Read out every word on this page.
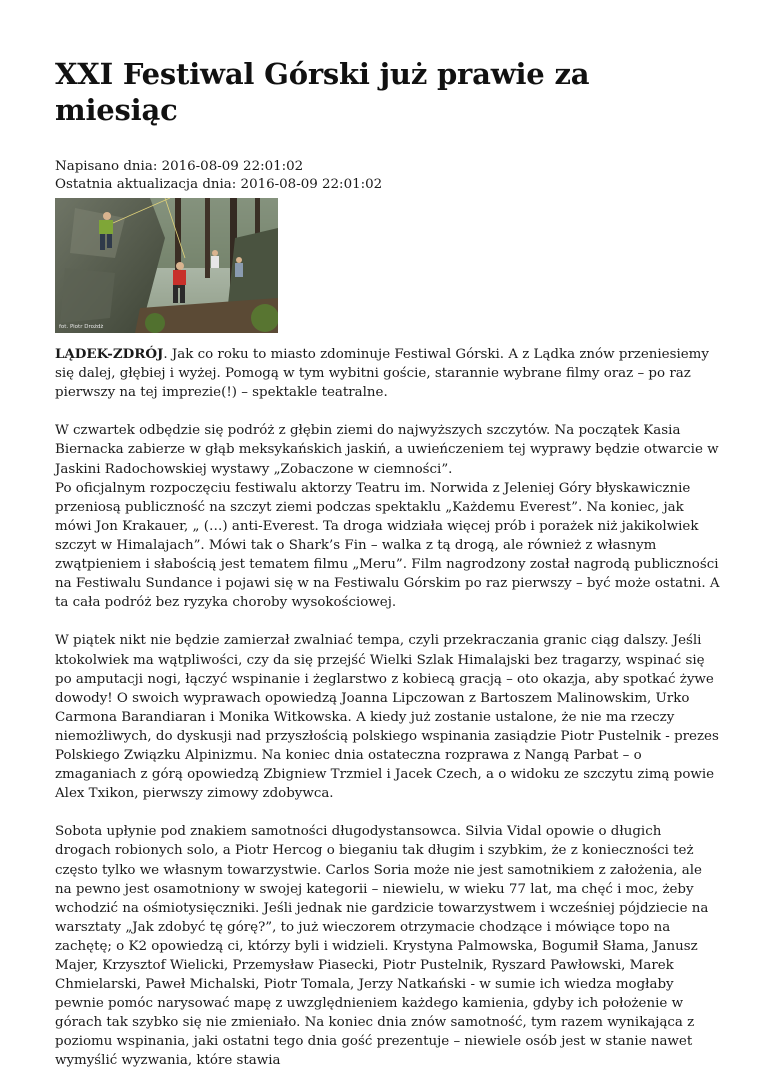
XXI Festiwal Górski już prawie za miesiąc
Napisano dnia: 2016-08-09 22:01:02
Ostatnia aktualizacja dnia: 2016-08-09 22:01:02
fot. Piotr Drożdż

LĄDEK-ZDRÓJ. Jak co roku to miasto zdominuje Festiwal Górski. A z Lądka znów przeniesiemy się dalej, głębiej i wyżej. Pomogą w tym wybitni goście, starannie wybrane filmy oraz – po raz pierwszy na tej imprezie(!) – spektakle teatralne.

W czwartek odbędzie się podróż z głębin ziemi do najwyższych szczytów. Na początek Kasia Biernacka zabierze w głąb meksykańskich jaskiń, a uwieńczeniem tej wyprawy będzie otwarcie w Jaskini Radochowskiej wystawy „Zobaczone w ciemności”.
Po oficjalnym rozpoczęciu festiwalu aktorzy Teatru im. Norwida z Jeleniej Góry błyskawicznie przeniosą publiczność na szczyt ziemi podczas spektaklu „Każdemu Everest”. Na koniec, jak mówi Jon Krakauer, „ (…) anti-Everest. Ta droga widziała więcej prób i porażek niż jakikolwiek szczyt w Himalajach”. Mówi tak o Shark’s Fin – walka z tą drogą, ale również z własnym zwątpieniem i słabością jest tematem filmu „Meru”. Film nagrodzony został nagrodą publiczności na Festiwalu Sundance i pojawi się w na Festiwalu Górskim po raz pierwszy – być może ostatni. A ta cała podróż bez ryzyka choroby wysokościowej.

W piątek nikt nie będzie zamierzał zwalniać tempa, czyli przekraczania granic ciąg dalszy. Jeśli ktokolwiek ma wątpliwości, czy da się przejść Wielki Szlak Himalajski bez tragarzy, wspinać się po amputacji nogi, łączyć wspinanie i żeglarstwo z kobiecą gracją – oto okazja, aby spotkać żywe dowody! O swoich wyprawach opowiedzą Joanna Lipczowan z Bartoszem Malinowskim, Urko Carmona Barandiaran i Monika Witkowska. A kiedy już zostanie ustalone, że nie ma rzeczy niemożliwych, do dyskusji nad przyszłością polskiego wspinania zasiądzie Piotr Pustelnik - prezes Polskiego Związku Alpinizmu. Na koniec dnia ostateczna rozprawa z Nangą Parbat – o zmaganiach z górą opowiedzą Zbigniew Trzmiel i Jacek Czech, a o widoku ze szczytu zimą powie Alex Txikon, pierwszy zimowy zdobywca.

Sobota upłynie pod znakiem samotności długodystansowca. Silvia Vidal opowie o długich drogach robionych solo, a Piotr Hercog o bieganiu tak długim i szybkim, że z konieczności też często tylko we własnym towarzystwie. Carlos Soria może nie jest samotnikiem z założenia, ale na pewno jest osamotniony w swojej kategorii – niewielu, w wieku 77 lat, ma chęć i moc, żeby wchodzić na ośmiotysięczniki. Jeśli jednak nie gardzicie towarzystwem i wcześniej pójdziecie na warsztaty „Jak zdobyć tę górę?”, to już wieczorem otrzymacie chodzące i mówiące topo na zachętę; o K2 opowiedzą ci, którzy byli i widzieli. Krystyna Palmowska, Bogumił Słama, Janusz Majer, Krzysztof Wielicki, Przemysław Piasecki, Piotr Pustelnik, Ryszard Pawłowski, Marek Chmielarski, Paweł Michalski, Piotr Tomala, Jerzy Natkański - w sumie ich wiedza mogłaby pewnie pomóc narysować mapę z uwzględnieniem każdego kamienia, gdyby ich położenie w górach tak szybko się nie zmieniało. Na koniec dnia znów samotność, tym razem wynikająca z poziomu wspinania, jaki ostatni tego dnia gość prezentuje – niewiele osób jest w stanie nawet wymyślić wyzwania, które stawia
• • •
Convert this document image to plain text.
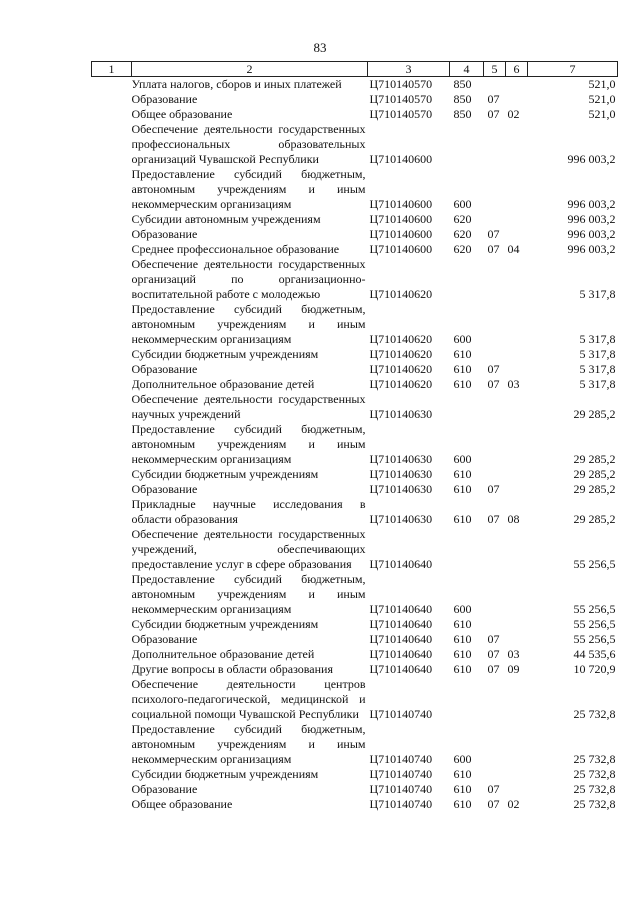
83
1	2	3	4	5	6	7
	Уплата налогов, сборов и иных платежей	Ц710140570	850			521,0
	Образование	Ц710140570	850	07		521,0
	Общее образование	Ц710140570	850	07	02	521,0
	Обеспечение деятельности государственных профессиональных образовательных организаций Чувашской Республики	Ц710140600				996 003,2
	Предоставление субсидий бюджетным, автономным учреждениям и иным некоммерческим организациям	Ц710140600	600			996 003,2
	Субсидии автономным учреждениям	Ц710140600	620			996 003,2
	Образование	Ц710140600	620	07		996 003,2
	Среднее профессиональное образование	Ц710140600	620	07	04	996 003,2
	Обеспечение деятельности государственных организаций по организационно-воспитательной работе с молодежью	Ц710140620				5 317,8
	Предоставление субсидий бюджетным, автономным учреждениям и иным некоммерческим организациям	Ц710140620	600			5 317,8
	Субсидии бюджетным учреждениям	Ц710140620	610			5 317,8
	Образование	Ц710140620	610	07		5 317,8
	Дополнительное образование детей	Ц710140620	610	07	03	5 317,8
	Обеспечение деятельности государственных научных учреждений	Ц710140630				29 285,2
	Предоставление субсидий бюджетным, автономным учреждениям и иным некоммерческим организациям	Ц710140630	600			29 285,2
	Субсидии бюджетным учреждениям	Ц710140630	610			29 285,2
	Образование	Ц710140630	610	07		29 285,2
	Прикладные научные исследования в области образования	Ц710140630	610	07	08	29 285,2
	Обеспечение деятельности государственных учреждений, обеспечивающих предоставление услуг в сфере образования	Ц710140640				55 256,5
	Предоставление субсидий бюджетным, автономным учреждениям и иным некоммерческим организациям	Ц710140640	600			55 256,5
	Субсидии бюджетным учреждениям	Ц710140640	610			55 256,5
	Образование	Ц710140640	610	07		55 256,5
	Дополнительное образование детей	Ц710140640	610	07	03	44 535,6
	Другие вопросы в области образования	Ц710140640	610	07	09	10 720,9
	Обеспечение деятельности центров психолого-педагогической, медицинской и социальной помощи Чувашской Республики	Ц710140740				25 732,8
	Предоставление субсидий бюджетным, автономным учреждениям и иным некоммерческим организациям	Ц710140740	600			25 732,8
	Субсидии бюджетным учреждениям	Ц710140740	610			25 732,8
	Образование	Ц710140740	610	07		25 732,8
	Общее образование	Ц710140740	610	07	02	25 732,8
• • •
## WRITTEN TASK
Only lines with "учреждений" are wanted here; list each of them.

## THE RESPONSE
	Обеспечение деятельности государственных научных учреждений	Ц710140630				29 285,2
	Обеспечение деятельности государственных учреждений, обеспечивающих предоставление услуг в сфере образования	Ц710140640				55 256,5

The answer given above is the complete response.